Copy nothing but the text: reproduce each line of the listing exactly and leave the pictures out.
start RECORDS SUPPLIED
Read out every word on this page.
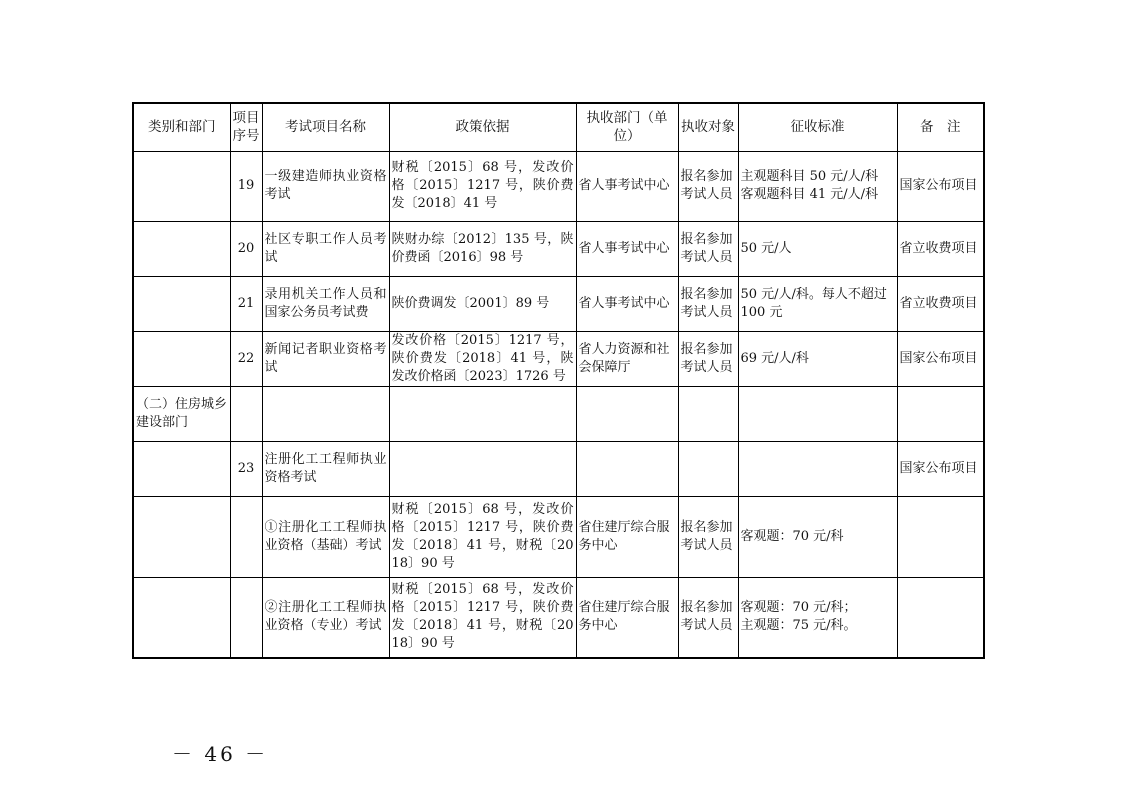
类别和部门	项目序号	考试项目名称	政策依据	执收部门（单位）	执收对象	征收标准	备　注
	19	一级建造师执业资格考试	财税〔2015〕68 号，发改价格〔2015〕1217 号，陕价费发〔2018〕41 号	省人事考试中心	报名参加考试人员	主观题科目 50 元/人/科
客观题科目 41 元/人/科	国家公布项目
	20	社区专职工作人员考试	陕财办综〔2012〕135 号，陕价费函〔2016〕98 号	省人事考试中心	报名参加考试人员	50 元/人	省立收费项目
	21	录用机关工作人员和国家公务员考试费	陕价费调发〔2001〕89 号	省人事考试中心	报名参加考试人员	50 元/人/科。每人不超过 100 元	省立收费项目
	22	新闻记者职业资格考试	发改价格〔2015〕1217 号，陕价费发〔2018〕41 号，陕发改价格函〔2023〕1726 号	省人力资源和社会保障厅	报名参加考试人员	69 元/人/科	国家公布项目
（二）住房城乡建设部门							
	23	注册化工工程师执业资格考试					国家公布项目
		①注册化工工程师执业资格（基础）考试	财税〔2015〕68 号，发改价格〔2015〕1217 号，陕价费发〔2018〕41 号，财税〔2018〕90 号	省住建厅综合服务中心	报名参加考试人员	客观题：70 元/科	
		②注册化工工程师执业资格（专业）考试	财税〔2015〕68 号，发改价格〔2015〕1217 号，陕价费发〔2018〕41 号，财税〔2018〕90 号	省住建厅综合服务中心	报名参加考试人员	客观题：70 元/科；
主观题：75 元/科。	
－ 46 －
end RECORDS SUPPLIED
- **EXERCISE ANSWER**:
Read out every word on this page.
类别和部门	项目序号	考试项目名称	政策依据	执收部门（单位）	执收对象	征收标准	备　注
	19	一级建造师执业资格考试	财税〔2015〕68 号，发改价格〔2015〕1217 号，陕价费发〔2018〕41 号	省人事考试中心	报名参加考试人员	主观题科目 50 元/人/科
客观题科目 41 元/人/科	国家公布项目
	20	社区专职工作人员考试	陕财办综〔2012〕135 号，陕价费函〔2016〕98 号	省人事考试中心	报名参加考试人员	50 元/人	省立收费项目
	21	录用机关工作人员和国家公务员考试费	陕价费调发〔2001〕89 号	省人事考试中心	报名参加考试人员	50 元/人/科。每人不超过 100 元	省立收费项目
	22	新闻记者职业资格考试	发改价格〔2015〕1217 号，陕价费发〔2018〕41 号，陕发改价格函〔2023〕1726 号	省人力资源和社会保障厅	报名参加考试人员	69 元/人/科	国家公布项目
（二）住房城乡建设部门							
	23	注册化工工程师执业资格考试					国家公布项目
		①注册化工工程师执业资格（基础）考试	财税〔2015〕68 号，发改价格〔2015〕1217 号，陕价费发〔2018〕41 号，财税〔2018〕90 号	省住建厅综合服务中心	报名参加考试人员	客观题：70 元/科	
		②注册化工工程师执业资格（专业）考试	财税〔2015〕68 号，发改价格〔2015〕1217 号，陕价费发〔2018〕41 号，财税〔2018〕90 号	省住建厅综合服务中心	报名参加考试人员	客观题：70 元/科；
主观题：75 元/科。	
－ 46 －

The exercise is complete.